[start Extracted information]

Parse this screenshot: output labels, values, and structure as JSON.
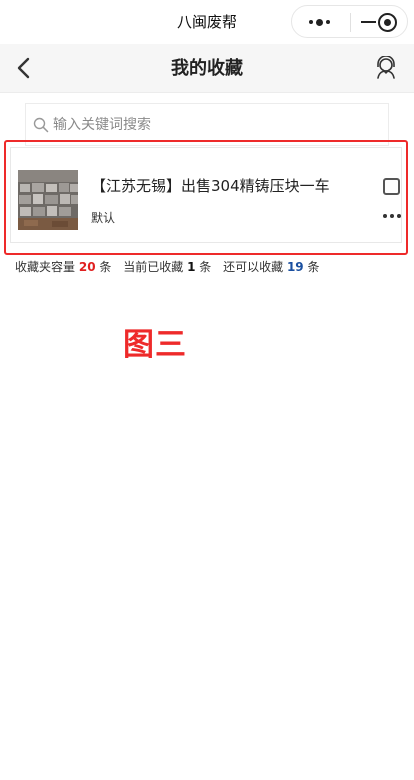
{
  "topbar": {
    "title": "八闽废帮"
  },
  "capsule": {
    "more_icon": "more-dots-icon",
    "minimize_icon": "minus-icon",
    "close_icon": "target-circle-icon"
  },
  "header": {
    "back_icon": "chevron-left-icon",
    "title": "我的收藏",
    "service_icon": "customer-service-icon"
  },
  "search": {
    "placeholder": "输入关键词搜索",
    "value": ""
  },
  "favorites": [
    {
      "title": "【江苏无锡】出售304精铸压块一车",
      "tag": "默认",
      "checked": false
    }
  ],
  "stats": {
    "capacity_label": "收藏夹容量",
    "capacity": "20",
    "unit1": "条",
    "current_label": "当前已收藏",
    "current": "1",
    "unit2": "条",
    "remaining_label": "还可以收藏",
    "remaining": "19",
    "unit3": "条"
  },
  "annotation": "图三",
  "colors": {
    "highlight": "#ee2a2a",
    "capacity": "#e02020",
    "remaining": "#1a4fa0"
  }
}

[end Extracted information]

Exercise details:
Check each line of the records for the word "title" and extract those that contain it.

Reply:
    "title": "八闽废帮"
    "title": "我的收藏",
      "title": "【江苏无锡】出售304精铸压块一车",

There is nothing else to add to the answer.